_TASK DIRECTIONS_.
For this exercise, copy out each line of the material below that includes "كتاب".

──────── RECORDS ────────

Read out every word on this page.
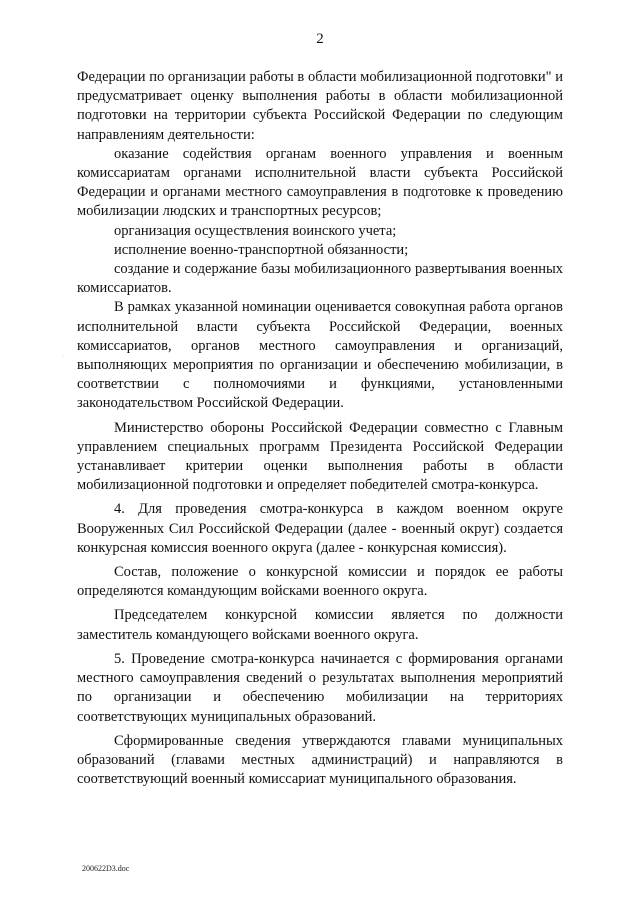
2

Федерации по организации работы в области мобилизационной подготовки" и предусматривает оценку выполнения работы в области мобилизационной подготовки на территории субъекта Российской Федерации по следующим направлениям деятельности:

оказание содействия органам военного управления и военным комиссариатам органами исполнительной власти субъекта Российской Федерации и органами местного самоуправления в подготовке к проведению мобилизации людских и транспортных ресурсов;

организация осуществления воинского учета;

исполнение военно-транспортной обязанности;

создание и содержание базы мобилизационного развертывания военных комиссариатов.

В рамках указанной номинации оценивается совокупная работа органов исполнительной власти субъекта Российской Федерации, военных комиссариатов, органов местного самоуправления и организаций, выполняющих мероприятия по организации и обеспечению мобилизации, в соответствии с полномочиями и функциями, установленными законодательством Российской Федерации.

Министерство обороны Российской Федерации совместно с Главным управлением специальных программ Президента Российской Федерации устанавливает критерии оценки выполнения работы в области мобилизационной подготовки и определяет победителей смотра-конкурса.

4. Для проведения смотра-конкурса в каждом военном округе Вооруженных Сил Российской Федерации (далее - военный округ) создается конкурсная комиссия военного округа (далее - конкурсная комиссия).

Состав, положение о конкурсной комиссии и порядок ее работы определяются командующим войсками военного округа.

Председателем конкурсной комиссии является по должности заместитель командующего войсками военного округа.

5. Проведение смотра-конкурса начинается с формирования органами местного самоуправления сведений о результатах выполнения мероприятий по организации и обеспечению мобилизации на территориях соответствующих муниципальных образований.

Сформированные сведения утверждаются главами муниципальных образований (главами местных администраций) и направляются в соответствующий военный комиссариат муниципального образования.

·
200622D3.doc
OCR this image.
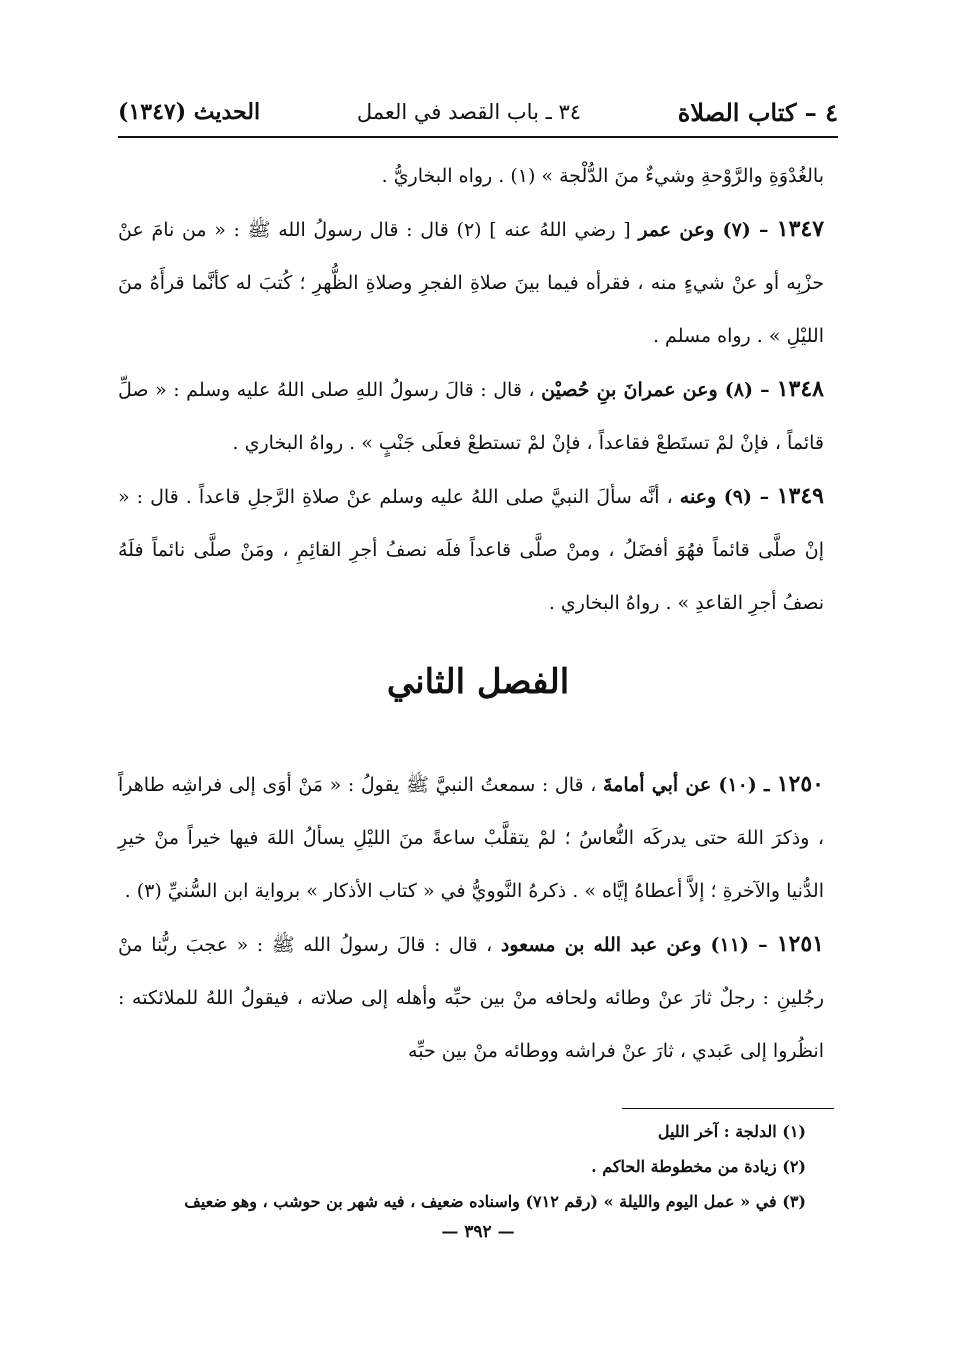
٤ – كتاب الصلاة
٣٤ ـ باب القصد في العمل
الحديث (١٣٤٧)

بالغُدْوَةِ والرَّوْحةِ وشيءٌ منَ الدُّلْجة » (١) . رواه البخاريُّ .

١٣٤٧ – (٧) وعن عمر [ رضي اللهُ عنه ] (٢) قال : قال رسولُ الله ﷺ : « من نامَ عنْ حزْبِه أو عنْ شيءٍ منه ، فقرأه فيما بينَ صلاةِ الفجرِ وصلاةِ الظُّهرِ ؛ كُتبَ له كأنَّما قرأَهُ منَ الليْلِ » . رواه مسلم .

١٣٤٨ – (٨) وعن عمرانَ بنِ حُصيْن ، قال : قالَ رسولُ اللهِ صلى اللهُ عليه وسلم : « صلِّ قائماً ، فإنْ لمْ تستَطعْ فقاعداً ، فإنْ لمْ تستطعْ فعلَى جَنْبٍ » . رواهُ البخاري .

١٣٤٩ – (٩) وعنه ، أنَّه سألَ النبيَّ صلى اللهُ عليه وسلم عنْ صلاةِ الرَّجلِ قاعداً . قال : « إنْ صلَّى قائماً فهُوَ أفضَلُ ، ومنْ صلَّى قاعداً فلَه نصفُ أجرِ القائِمِ ، ومَنْ صلَّى نائماً فلَهُ نصفُ أجرِ القاعدِ » . رواهُ البخاري .

الفصل الثاني

١٢٥٠ ـ (١٠) عن أبي أمامةَ ، قال : سمعتُ النبيَّ ﷺ يقولُ : « مَنْ أوَى إلى فراشِه طاهراً ، وذكرَ اللهَ حتى يدركَه النُّعاسُ ؛ لمْ يتقلَّبْ ساعةً منَ الليْلِ يسألُ اللهَ فيها خيراً منْ خيرِ الدُّنيا والآخرةِ ؛ إلاَّ أعطاهُ إيَّاه » . ذكرهُ النَّوويُّ في « كتاب الأذكار » برواية ابن السُّنيِّ (٣) .

١٢٥١ – (١١) وعن عبد الله بن مسعود ، قال : قالَ رسولُ الله ﷺ : « عجبَ ربُّنا منْ رجُلينِ : رجلٌ ثارَ عنْ وطائه ولحافه منْ بين حبِّه وأهله إلى صلاته ، فيقولُ اللهُ للملائكته : انظُروا إلى عَبدي ، ثارَ عنْ فراشه ووطائه منْ بين حبِّه

(١) الدلجة : آخر الليل
(٢) زيادة من مخطوطة الحاكم .
(٣) في « عمل اليوم والليلة » (رقم ٧١٢) واسناده ضعيف ، فيه شهر بن حوشب ، وهو ضعيف
— ٣٩٢ —
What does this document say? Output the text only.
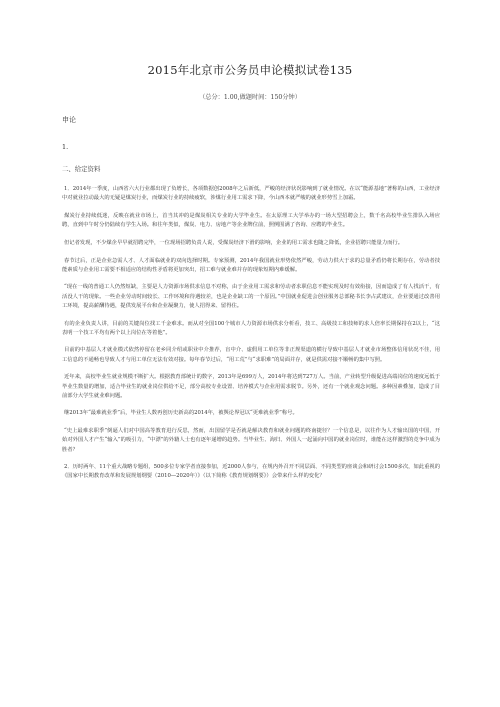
2015年北京市公务员申论模拟试卷135
（总分：1.00,做题时间：150分钟）
申论
1.
二、给定资料

1．2014年一季度，山西省六大行业都出现了负增长，各项数据创2008年之后新低，严峻的经济状况影响到了就业情况。在以“能源基地”著称的山西，工业经济中对就业拉动最大的无疑是煤炭行业，而煤炭行业的持续疲软，涉煤行业用工需求下降，今山西本就严峻的就业形势雪上加霜。

煤炭行业持续低迷，反映在就业市场上，首当其冲的是煤炭相关专业的大学毕业生。在太原理工大学举办的一场大型招聘会上，数千名高校毕业生排队入场应聘，直到中午时分仍陆续有学生入场。和往年类似，煤炭、电力、房地产等企业牌位前，照例围满了咨询、应聘的毕业生。

但记者发现，不少煤企早早就招聘完毕，一位现场招聘负责人说，受煤炭经济下滑的影响，企业的用工需求也随之降低，企业招聘只能量力而行。

春节过后，正是企业急需人才、人才面临就业的双向选择时期。专家预测，2014年我国就业形势依然严峻，劳动力供大于求的总量矛盾仍将长期存在，劳动者技能素质与企业用工需要不相适应的结构性矛盾将更加突出，招工难与就业难并存的现象短期内难缓解。

“现在一线的普通工人仍然短缺，主要是人力资源市场供求信息不对称，由于企业用工需求和劳动者求职信息不能实现及时有效衔接，因而造成了有人找活干，有活没人干的现象。一些企业劳动时间较长、工作环境和待遇较差，也是企业缺工的一个原因。”中国就业促进会创业服务总部秘书长李占武建议，企业要通过改善用工环境，提高薪酬待遇，提供发展平台和企业凝聚力，使人招得来、留得住。

有的企业负责人讲，目前的关键岗位找工千金难求。而从对全国100个城市人力资源市场供求分析看，技工、高级技工和技师的求人倍率长期保持在2以上，“这表明一个技工平均有两个以上岗位在等着他”。

目前的中基层人才就业模式依然停留在老乡同介绍或职业中介推荐，盲中介、虚假用工单位等非正规渠道的横行导致中基层人才就业市场整体信用状况不佳，用工信息的不通畅也导致人才与用工单位无法有效对接。每年春节过后，“用工荒”与“求职难”的局面并存，就是供需对接不顺畅的集中写照。

近年来，高校毕业生就业规模不断扩大。根据教育部统计的数字，2013年是699万人，2014年将达到727万人。当前，产业转型升级促进高端岗位的速度远低于毕业生数量的增加，适合毕业生的就业岗位供给不足，部分高校专业设置、培养模式与企业用需求脱节。另外，还有一个就业观念问题。多种因素叠加，造成了目前部分大学生就业难问题。

继2013年“最难就业季”后，毕业生人数再创历史新高的2014年，被舆论界冠以“更难就业季”称号。

“史上最难求职季”倒逼人们对中国高等教育进行反思，然而，出国留学是否就是解决教育和就业问题的终南捷径？一个信息是，以往作为人才输出国的中国，开始对外国人才产生“输入”的吸引力，“中漂”的外籍人士也有逐年递增的趋势。当毕业生、海归、外国人一起涌向中国的就业岗位时，谁能在这样激烈的竞争中成为胜者？

2．历时两年、11个重大战略专题组，500多位专家学者直接参加，近2000人参与，在规内外召开不同层面、不同类型的座谈会和研讨会1500多次，如此重视的《国家中长期教育改革和发展规划纲要（2010—2020年）》（以下简称《教育规划纲要》）会带来什么样的变化？
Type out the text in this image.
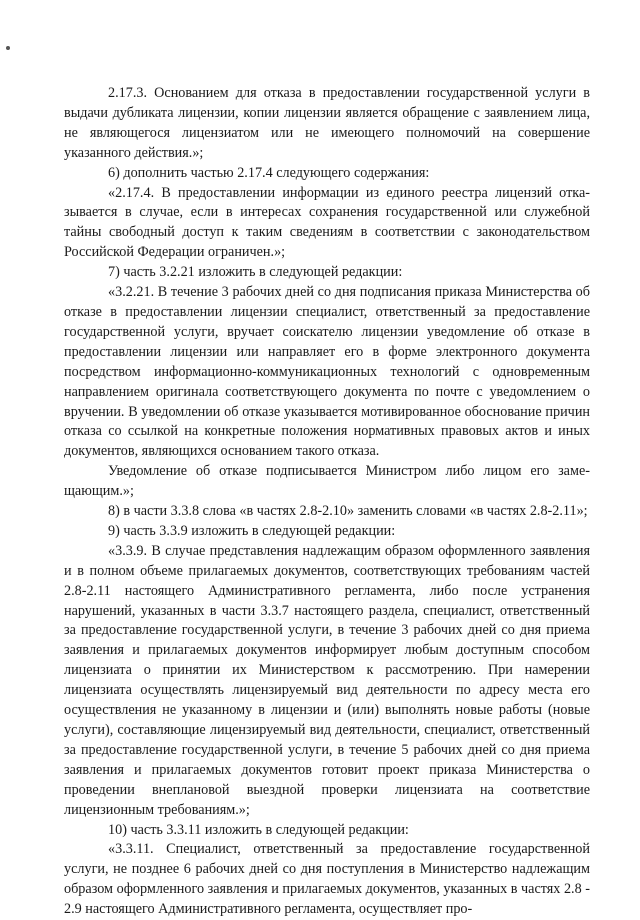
2.17.3. Основанием для отказа в предоставлении государственной услуги в выдачи дубликата лицензии, копии лицензии является обращение с заявлением лица, не являющегося лицензиатом или не имеющего полномочий на совершение указанного действия.»;

6) дополнить частью 2.17.4 следующего содержания:

«2.17.4. В предоставлении информации из единого реестра лицензий отказывается в случае, если в интересах сохранения государственной или служебной тайны свободный доступ к таким сведениям в соответствии с законодательством Российской Федерации ограничен.»;

7) часть 3.2.21 изложить в следующей редакции:

«3.2.21. В течение 3 рабочих дней со дня подписания приказа Министерства об отказе в предоставлении лицензии специалист, ответственный за предоставление государственной услуги, вручает соискателю лицензии уведомление об отказе в предоставлении лицензии или направляет его в форме электронного документа посредством информационно-коммуникационных технологий с одновременным направлением оригинала соответствующего документа по почте с уведомлением о вручении. В уведомлении об отказе указывается мотивированное обоснование причин отказа со ссылкой на конкретные положения нормативных правовых актов и иных документов, являющихся основанием такого отказа.

Уведомление об отказе подписывается Министром либо лицом его замещающим.»;

8) в части 3.3.8 слова «в частях 2.8-2.10» заменить словами «в частях 2.8-2.11»;

9) часть 3.3.9 изложить в следующей редакции:

«3.3.9. В случае представления надлежащим образом оформленного заявления и в полном объеме прилагаемых документов, соответствующих требованиям частей 2.8-2.11 настоящего Административного регламента, либо после устранения нарушений, указанных в части 3.3.7 настоящего раздела, специалист, ответственный за предоставление государственной услуги, в течение 3 рабочих дней со дня приема заявления и прилагаемых документов информирует любым доступным способом лицензиата о принятии их Министерством к рассмотрению. При намерении лицензиата осуществлять лицензируемый вид деятельности по адресу места его осуществления не указанному в лицензии и (или) выполнять новые работы (новые услуги), составляющие лицензируемый вид деятельности, специалист, ответственный за предоставление государственной услуги, в течение 5 рабочих дней со дня приема заявления и прилагаемых документов готовит проект приказа Министерства о проведении внеплановой выездной проверки лицензиата на соответствие лицензионным требованиям.»;

10) часть 3.3.11 изложить в следующей редакции:

«3.3.11. Специалист, ответственный за предоставление государственной услуги, не позднее 6 рабочих дней со дня поступления в Министерство надлежащим образом оформленного заявления и прилагаемых документов, указанных в частях 2.8 - 2.9 настоящего Административного регламента, осуществляет про-
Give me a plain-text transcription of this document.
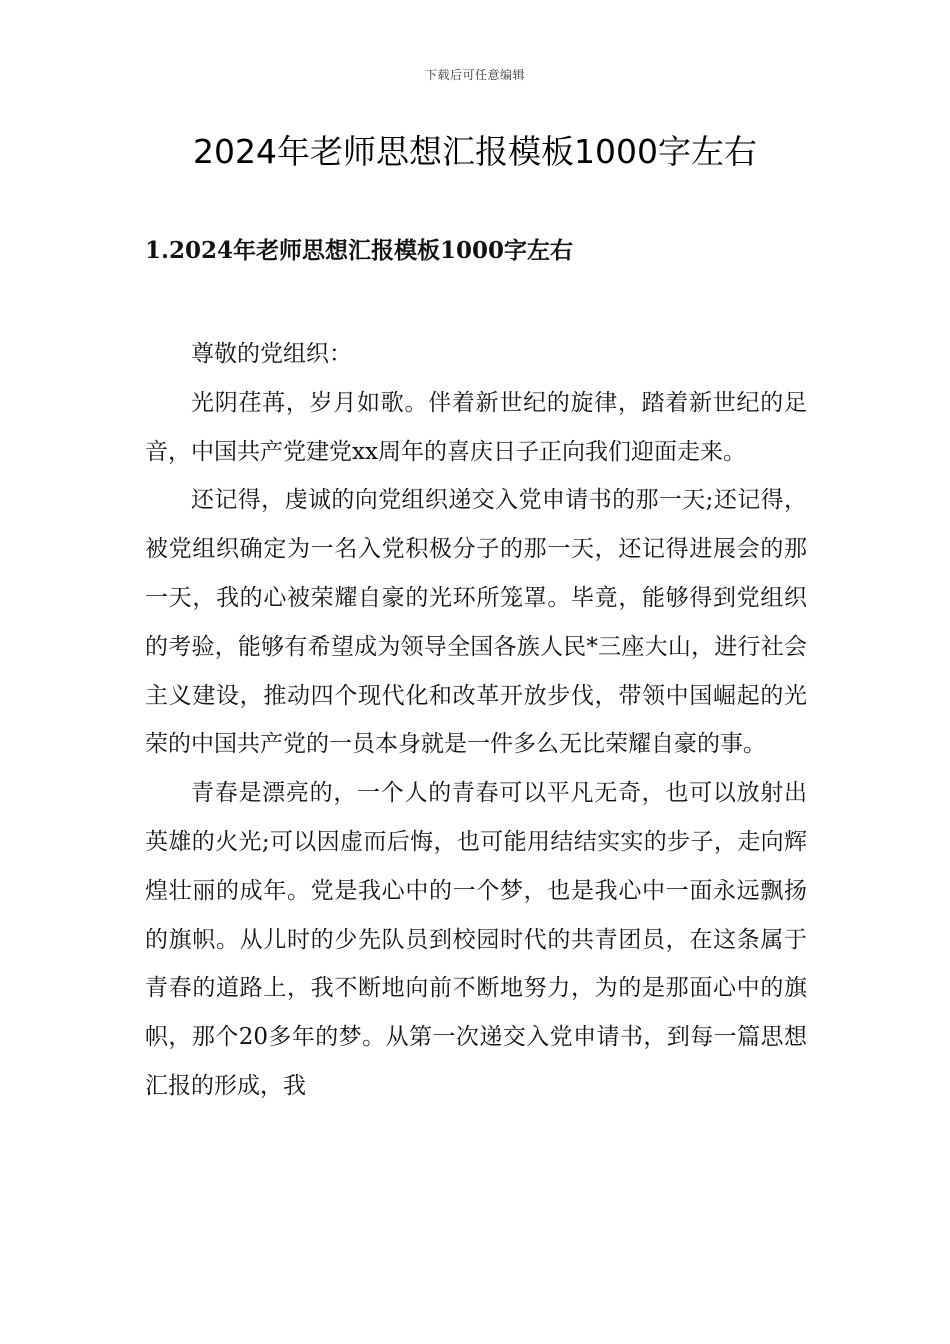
下载后可任意编辑
2024年老师思想汇报模板1000字左右
1.2024年老师思想汇报模板1000字左右

尊敬的党组织：

光阴荏苒，岁月如歌。伴着新世纪的旋律，踏着新世纪的足音，中国共产党建党xx周年的喜庆日子正向我们迎面走来。

还记得，虔诚的向党组织递交入党申请书的那一天;还记得，被党组织确定为一名入党积极分子的那一天，还记得进展会的那一天，我的心被荣耀自豪的光环所笼罩。毕竟，能够得到党组织的考验，能够有希望成为领导全国各族人民*三座大山，进行社会主义建设，推动四个现代化和改革开放步伐，带领中国崛起的光荣的中国共产党的一员本身就是一件多么无比荣耀自豪的事。

青春是漂亮的，一个人的青春可以平凡无奇，也可以放射出英雄的火光;可以因虚而后悔，也可能用结结实实的步子，走向辉煌壮丽的成年。党是我心中的一个梦，也是我心中一面永远飘扬的旗帜。从儿时的少先队员到校园时代的共青团员，在这条属于青春的道路上，我不断地向前不断地努力，为的是那面心中的旗帜，那个20多年的梦。从第一次递交入党申请书，到每一篇思想汇报的形成，我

────────

_ANSWER TO THIS PROBLEM_.
٤ – كتاب الصلاة
١٢٥٠ ـ (١٠) عن أبي أمامةَ ، قال : سمعتُ النبيَّ ﷺ يقولُ : « مَنْ أوَى إلى فراشِه طاهراً ، وذكرَ اللهَ حتى يدركَه النُّعاسُ ؛ لمْ يتقلَّبْ ساعةً منَ الليْلِ يسألُ اللهَ فيها خيراً منْ خيرِ الدُّنيا والآخرةِ ؛ إلاَّ أعطاهُ إيَّاه » . ذكرهُ النَّوويُّ في « كتاب الأذكار » برواية ابن السُّنيِّ (٣) .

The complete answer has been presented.